— Start of SELECTED PASSAGE —

To enable the debugging tool

  • Use the --enable-debugging argument when you create the cluster. You must also set the --log-uri argument and specify a location in Amazon S3 because archiving the log files to Amazon S3 is a prerequisite of the debugging tool. Alternately, you can set the --log-uri value in the credentials.json file that you configured for the CLI. For more information about credentials.json, see "Configuring Credentials" in Install the Amazon EMR Command Line Interface (Deprecated). The following example illustrates creating a cluster that archives log files to Amazon S3. Replace mybucket with the name of your bucket.

    • Linux, UNIX, and Mac OS X users:

      ./elastic-mapreduce --create --enable-debugging \
           --log-uri s3://mybucket
    • Windows users:

      ruby elastic-mapreduce --create --enable-debugging --log-uri s3://mybucket

Specifying Bootstrap Actions

--bootstrap-action LOCATION_OF_bootstrap_ACTION_SCRIPT

Used with --create to specify a bootstrap action to run when the cluster launches. The location of the bootstrap action script is typically a location in Amazon S3. You can add more than one bootstrap action to a cluster.

--bootstrap-name bootstrap_NAME

Sets the name of the bootstrap action.

--args "arg1,arg2"

Specifies arguments for the bootstrap action.

To add Ganglia to a cluster using a bootstrap action

  • When you create a new cluster using the Amazon EMR CLI, specify the Ganglia bootstrap action by adding the following parameter to your cluster call:

    --bootstrap-action s3://elasticmapreduce/bootstrap-actions/install-ganglia
    

The following command illustrates the use of the bootstrap-action parameter when starting a new cluster. In this example, you start the Word Count sample cluster provided by Amazon EMR and launch three instances.

In the directory where you installed the Amazon EMR CLI, type the following command.

Note

The Hadoop streaming syntax is different between Hadoop 1.x and Hadoop 2.x.

For Hadoop 2.x, use the following command:

  • Linux, UNIX, and Mac OS X users:

    ./elastic-mapreduce --create --alive --ami-version 3.0.3 --instance-type m1.xlarge \
    --num-instances 3 --stream --arg "-files" --arg "s3://elasticmapreduce/samples/wordcount/wordSplitter.py" \
    --bootstrap-action s3://elasticmapreduce/bootstrap-actions/install-ganglia --input s3://elasticmapreduce/samples/wordcount/input \
    --output s3://mybucket/output/2014-01-16 --mapper wordSplitter.py --reducer aggregate
  • Windows users:

    ruby elastic-mapreduce --create --alive --ami-version 3.0.3 --instance-type m1.xlarge --num-instances 3 --stream --arg "-files" --arg "s3://elasticmapreduce/samples/wordcount/wordSplitter.py" --bootstrap-action s3://elasticmapreduce/bootstrap-actions/install-ganglia --input s3://elasticmapreduce/samples/wordcount/input --output s3://mybucket/output/2014-01-16 --mapper wordSplitter.py --reducer aggregate

For Hadoop 1.x, use the following command:

  • Linux, UNIX, and Mac OS X users:

    ./elastic-mapreduce --create --alive --instance-type m1.xlarge --num-instances 3 \
    --bootstrap-action s3://elasticmapreduce/bootstrap-actions/install-ganglia --stream \
    --input s3://elasticmapreduce/samples/wordcount/input \
    --output s3://mybucket/output/2014-01-16 \
    --mapper s3://elasticmapreduce/samples/wordcount/wordSplitter.py --reducer aggregate
  • Windows users:

    ruby elastic-mapreduce --create --alive --instance-type m1.xlarge --num-instances 3 --bootstrap-action s3://elasticmapreduce/bootstrap-actions/install-ganglia --stream --input s3://elasticmapreduce/samples/wordcount/input --output s3://mybucket/output/2014-01-16 --mapper s3://elasticmapreduce/samples/wordcount/wordSplitter.py --reducer aggregate

To set the NameNode heap size using a bootstrap action

  • In the directory where you installed the Amazon EMR CLI, type the following command.

— End of SELECTED PASSAGE —
— Start of LISTED RECORDS —

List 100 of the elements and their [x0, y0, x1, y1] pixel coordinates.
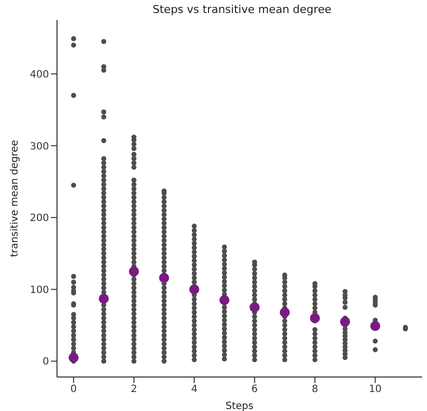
point	[162, 194, 167, 200]
point	[252, 288, 258, 294]
x-tick-label: 2	[130, 384, 138, 396]
point	[252, 327, 258, 332]
point	[71, 274, 76, 279]
point	[162, 242, 167, 248]
point	[252, 344, 258, 350]
point	[312, 340, 318, 346]
point	[252, 331, 258, 336]
point	[192, 331, 197, 336]
point	[252, 322, 258, 328]
x-tick-label: 0	[70, 384, 77, 396]
point	[71, 337, 76, 342]
point	[312, 331, 318, 336]
point	[162, 199, 167, 204]
point	[312, 344, 318, 350]
point	[250, 302, 260, 312]
point	[282, 331, 288, 336]
point	[101, 238, 106, 244]
point	[192, 314, 197, 320]
point	[101, 350, 106, 356]
point	[131, 246, 136, 252]
point	[252, 271, 258, 276]
point	[131, 337, 136, 342]
point	[101, 109, 106, 114]
point	[131, 285, 136, 290]
point	[101, 39, 106, 44]
point	[222, 344, 227, 349]
point	[162, 285, 167, 290]
point	[98, 294, 109, 304]
point	[101, 246, 106, 252]
point	[252, 340, 258, 346]
point	[159, 272, 170, 283]
point	[131, 250, 136, 256]
point	[162, 320, 167, 325]
point	[280, 307, 290, 318]
point	[131, 220, 136, 226]
point	[222, 253, 227, 258]
y-tick-label: 200	[30, 213, 49, 224]
point	[71, 328, 76, 334]
point	[101, 225, 106, 230]
point	[162, 260, 167, 265]
point	[101, 320, 106, 325]
point	[282, 292, 288, 298]
point	[192, 340, 197, 346]
point	[101, 173, 106, 178]
point	[131, 316, 136, 321]
y-tick-label: 300	[30, 141, 49, 152]
point	[192, 228, 197, 233]
point	[162, 220, 167, 226]
point	[131, 302, 136, 308]
point	[282, 327, 288, 332]
point	[101, 337, 106, 342]
point	[162, 302, 167, 308]
point	[131, 216, 136, 222]
point	[131, 332, 136, 338]
point	[71, 332, 76, 338]
point	[101, 285, 106, 290]
point	[131, 142, 136, 147]
point	[222, 334, 227, 340]
point	[252, 357, 258, 362]
point	[222, 339, 227, 344]
point	[222, 270, 227, 276]
point	[222, 304, 227, 310]
y-axis-title: transitive mean degree	[10, 140, 21, 258]
point	[222, 348, 227, 353]
point	[162, 354, 167, 360]
point	[162, 294, 167, 300]
point	[252, 314, 258, 320]
point	[101, 156, 106, 162]
point	[222, 278, 227, 284]
point	[131, 160, 136, 166]
point	[131, 311, 136, 316]
point	[131, 354, 136, 360]
point	[162, 255, 167, 260]
x-tick-label: 4	[191, 384, 198, 396]
point	[101, 208, 106, 213]
point	[71, 341, 76, 346]
point	[131, 212, 136, 218]
point	[71, 280, 76, 285]
point	[310, 313, 320, 324]
point	[131, 341, 136, 346]
point	[282, 296, 288, 302]
point	[131, 182, 136, 187]
point	[71, 92, 76, 98]
point	[342, 300, 348, 305]
point	[192, 262, 197, 268]
point	[162, 225, 167, 230]
point	[101, 182, 106, 187]
point	[131, 260, 136, 265]
point	[162, 346, 167, 351]
point	[162, 337, 167, 342]
point	[162, 350, 167, 356]
point	[192, 318, 197, 324]
point	[71, 324, 76, 330]
x-tick-label: 6	[251, 384, 258, 396]
point	[101, 216, 106, 222]
point	[252, 336, 258, 341]
point	[162, 208, 167, 213]
point	[162, 264, 167, 269]
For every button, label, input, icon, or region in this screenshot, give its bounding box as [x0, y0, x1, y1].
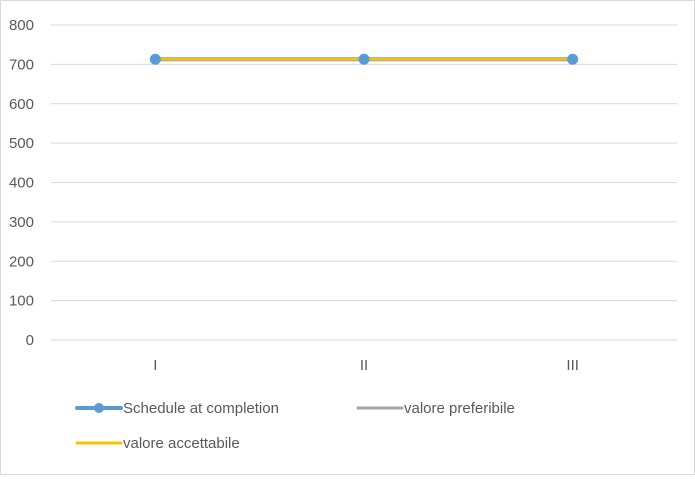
y-tick-label: 800 [9, 17, 34, 34]
x-tick-label: I [153, 357, 157, 374]
y-tick-label: 100 [9, 293, 34, 310]
legend-item-1: valore preferibile [356, 400, 515, 417]
data-point [358, 53, 370, 65]
x-tick-label: II [360, 357, 368, 374]
data-point [567, 53, 579, 65]
y-tick-label: 200 [9, 253, 34, 270]
y-axis-tick-labels: 0 100 200 300 400 500 600 700 800 [9, 17, 34, 349]
y-tick-label: 700 [9, 56, 34, 73]
legend: Schedule at completion valore preferibile… [75, 400, 515, 452]
y-tick-label: 500 [9, 135, 34, 152]
legend-item-2: valore accettabile [75, 435, 240, 452]
legend-label: valore accettabile [123, 435, 240, 452]
x-axis-tick-labels: I II III [153, 357, 579, 374]
y-tick-label: 0 [26, 332, 34, 349]
data-point [149, 53, 161, 65]
y-tick-label: 600 [9, 96, 34, 113]
x-tick-label: III [566, 357, 579, 374]
legend-item-0: Schedule at completion [75, 400, 279, 417]
gridlines [51, 24, 677, 341]
legend-label: valore preferibile [404, 400, 515, 417]
series-lines [149, 53, 579, 65]
legend-label: Schedule at completion [123, 400, 279, 417]
y-tick-label: 300 [9, 214, 34, 231]
y-tick-label: 400 [9, 175, 34, 192]
legend-marker [94, 403, 104, 413]
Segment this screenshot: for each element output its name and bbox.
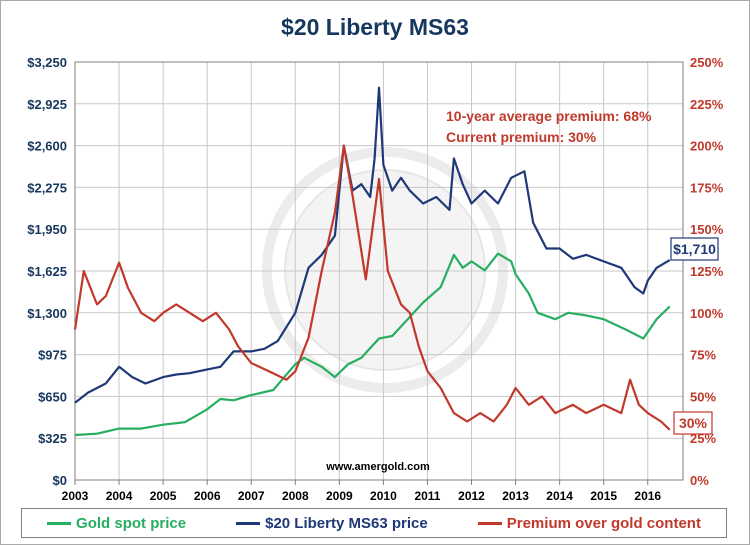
legend-swatch-liberty [236, 521, 261, 525]
y-tick-right: 25% [690, 431, 716, 446]
y-tick-left: $325 [38, 431, 67, 446]
annotation-current-premium: Current premium: 30% [446, 129, 597, 145]
x-tick-label: 2011 [414, 489, 440, 503]
x-tick-label: 2003 [62, 489, 89, 503]
legend-label-gold: Gold spot price [76, 514, 187, 532]
watermark-coin-face [284, 169, 486, 371]
y-tick-left: $1,625 [27, 264, 67, 279]
x-tick-label: 2008 [282, 489, 309, 503]
y-tick-right: 125% [690, 264, 724, 279]
y-tick-right: 75% [690, 348, 716, 363]
legend-label-premium: Premium over gold content [506, 514, 701, 532]
x-tick-label: 2006 [194, 489, 221, 503]
y-tick-right: 50% [690, 389, 716, 404]
liberty-price-line [74, 86, 671, 404]
y-tick-right: 100% [690, 306, 724, 321]
y-tick-right: 0% [690, 473, 709, 488]
x-tick-label: 2005 [150, 489, 177, 503]
y-tick-left: $2,600 [27, 139, 67, 154]
x-tick-label: 2009 [326, 489, 353, 503]
legend: Gold spot price $20 Liberty MS63 price P… [21, 508, 727, 538]
y-tick-right: 250% [690, 55, 724, 70]
y-tick-left: $650 [38, 389, 67, 404]
y-tick-right: 150% [690, 222, 724, 237]
callout-box-liberty [670, 237, 719, 261]
legend-item-premium: Premium over gold content [477, 514, 701, 532]
annotation-average-premium: 10-year average premium: 68% [446, 108, 652, 124]
x-tick-label: 2016 [634, 489, 661, 503]
legend-label-liberty: $20 Liberty MS63 price [265, 514, 428, 532]
legend-item-liberty: $20 Liberty MS63 price [236, 515, 428, 532]
y-tick-right: 200% [690, 139, 724, 154]
premium-line [73, 144, 671, 431]
x-tick-label: 2014 [546, 489, 573, 503]
x-tick-label: 2010 [370, 489, 397, 503]
y-tick-right: 225% [690, 97, 724, 112]
callout-liberty-value: $1,710 [673, 241, 716, 257]
y-tick-left: $975 [38, 348, 67, 363]
gold-spot-line [74, 252, 671, 437]
y-tick-left: $1,950 [27, 222, 67, 237]
y-tick-left: $2,275 [27, 180, 67, 195]
chart-title: $20 Liberty MS63 [281, 14, 469, 40]
callout-box-premium [673, 411, 713, 435]
y-tick-left: $3,250 [27, 55, 67, 70]
y-tick-left: $1,300 [27, 306, 67, 321]
x-tick-label: 2007 [238, 489, 265, 503]
y-tick-left: $0 [53, 473, 67, 488]
legend-swatch-gold [47, 521, 72, 525]
watermark-coin-ring [262, 147, 508, 393]
legend-swatch-premium [477, 521, 502, 525]
plot-area-border [74, 61, 684, 481]
x-tick-label: 2012 [458, 489, 485, 503]
x-tick-label: 2013 [502, 489, 529, 503]
y-tick-left: $2,925 [27, 97, 67, 112]
y-tick-right: 175% [690, 180, 724, 195]
x-tick-label: 2004 [106, 489, 133, 503]
legend-item-gold: Gold spot price [47, 515, 186, 532]
x-tick-label: 2015 [590, 489, 617, 503]
source-label: www.amergold.com [325, 461, 430, 473]
callout-premium-value: 30% [679, 415, 708, 431]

— End of LISTED RECORDS —

PROBLEMS TO SOLVE:
a) Copy the listing lines from the line with "legend-swatch-liberty [236, 521, 261, 525]" to the line with "x-tick-label: 2011 [414, 489, 440, 503]", reproducing each one character for character.
b) Continue the instructions for the Amazon EMR command line interface from where they stop.

ANSWERS TO THE EXERCISES:
a)
legend-swatch-liberty [236, 521, 261, 525]
y-tick-right: 25% [690, 431, 716, 446]
y-tick-left: $325 [38, 431, 67, 446]
annotation-current-premium: Current premium: 30% [446, 129, 597, 145]
x-tick-label: 2011 [414, 489, 440, 503]

b)
    • Linux, UNIX, and Mac OS X:

      ./elastic-mapreduce --create --alive \
        --bootstrap-action s3://elasticmapreduce/bootstrap-actions/configure-daemons \
        --args --namenode-heap-size=2048,--namenode-opts=-XX:GCTimeRatio=19 
    • Windows:

      ruby elastic-mapreduce --create --alive --bootstrap-action s3://elasticmapreduce/bootstrap-actions/configure-daemons --args --namenode-heap-size=2048,--namenode-opts=-XX:GCTimeRatio=19

To change the maximum number of map tasks using a bootstrap action

  • In the directory where you installed the Amazon EMR CLI, type the following command.

    • Linux, UNIX, and Mac OS X:

      ./elastic-mapreduce --create \
      --bootstrap-action s3://elasticmapreduce/bootstrap-actions/configure-hadoop \
      --args "-M,s3://mybucket/config.xml,-m,mapred.tasktracker.map.tasks.maximum=2"
    • Windows:

      ruby elastic-mapreduce --create --bootstrap-action s3://elasticmapreduce/bootstrap-actions/configure-hadoop --args "-M,s3://myawsbucket/config.xml,-m,mapred.tasktracker.map.tasks.maximum=2"

To run a command conditionally using a bootstrap action

  • In the directory where you installed the Amazon EMR CLI, type the following command. Notice that the optional arguments for the --args parameter are separated with commas.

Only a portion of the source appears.